• Source material
· · · · ·

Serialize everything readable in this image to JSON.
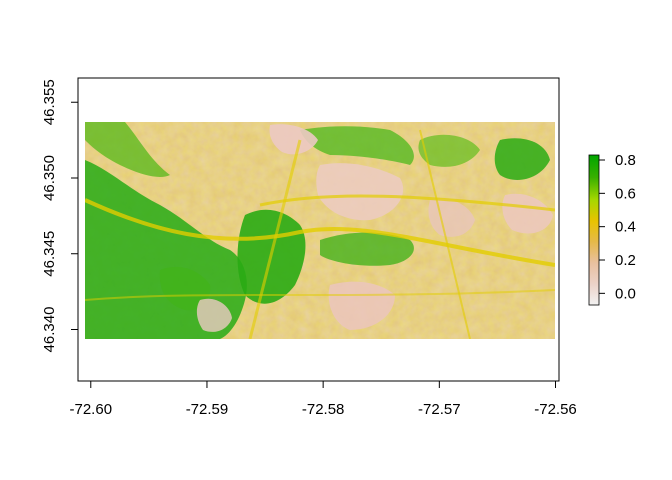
{
  "plot": {
    "x_axis": {
      "tick_labels": [
        "-72.60",
        "-72.59",
        "-72.58",
        "-72.57",
        "-72.56"
      ],
      "tick_values": [
        -72.6,
        -72.59,
        -72.58,
        -72.57,
        -72.56
      ],
      "range": [
        -72.6011,
        -72.5597
      ]
    },
    "y_axis": {
      "tick_labels": [
        "46.340",
        "46.345",
        "46.350",
        "46.355"
      ],
      "tick_values": [
        46.34,
        46.345,
        46.35,
        46.355
      ],
      "range": [
        46.3366,
        46.3566
      ]
    },
    "raster_extent": {
      "x": [
        -72.6005,
        -72.56
      ],
      "y": [
        46.3396,
        46.3526
      ]
    },
    "legend": {
      "tick_labels": [
        "0.8",
        "0.6",
        "0.4",
        "0.2",
        "0.0"
      ],
      "tick_values": [
        0.8,
        0.6,
        0.4,
        0.2,
        0.0
      ],
      "range": [
        -0.07,
        0.83
      ],
      "placement": "right",
      "colors": [
        "#f2f2f2",
        "#e9c09f",
        "#e5b94a",
        "#e8c300",
        "#a6d800",
        "#39b000",
        "#00a600"
      ]
    }
  }
}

· · · · ·

• What is needed
Would you return the data exactly as written, without the pictures?

• Correct output
Serialize everything readable in this image to JSON.
{
  "plot": {
    "x_axis": {
      "tick_labels": [
        "-72.60",
        "-72.59",
        "-72.58",
        "-72.57",
        "-72.56"
      ],
      "tick_values": [
        -72.6,
        -72.59,
        -72.58,
        -72.57,
        -72.56
      ],
      "range": [
        -72.6011,
        -72.5597
      ]
    },
    "y_axis": {
      "tick_labels": [
        "46.340",
        "46.345",
        "46.350",
        "46.355"
      ],
      "tick_values": [
        46.34,
        46.345,
        46.35,
        46.355
      ],
      "range": [
        46.3366,
        46.3566
      ]
    },
    "raster_extent": {
      "x": [
        -72.6005,
        -72.56
      ],
      "y": [
        46.3396,
        46.3526
      ]
    },
    "legend": {
      "tick_labels": [
        "0.8",
        "0.6",
        "0.4",
        "0.2",
        "0.0"
      ],
      "tick_values": [
        0.8,
        0.6,
        0.4,
        0.2,
        0.0
      ],
      "range": [
        -0.07,
        0.83
      ],
      "placement": "right",
      "colors": [
        "#f2f2f2",
        "#e9c09f",
        "#e5b94a",
        "#e8c300",
        "#a6d800",
        "#39b000",
        "#00a600"
      ]
    }
  }
}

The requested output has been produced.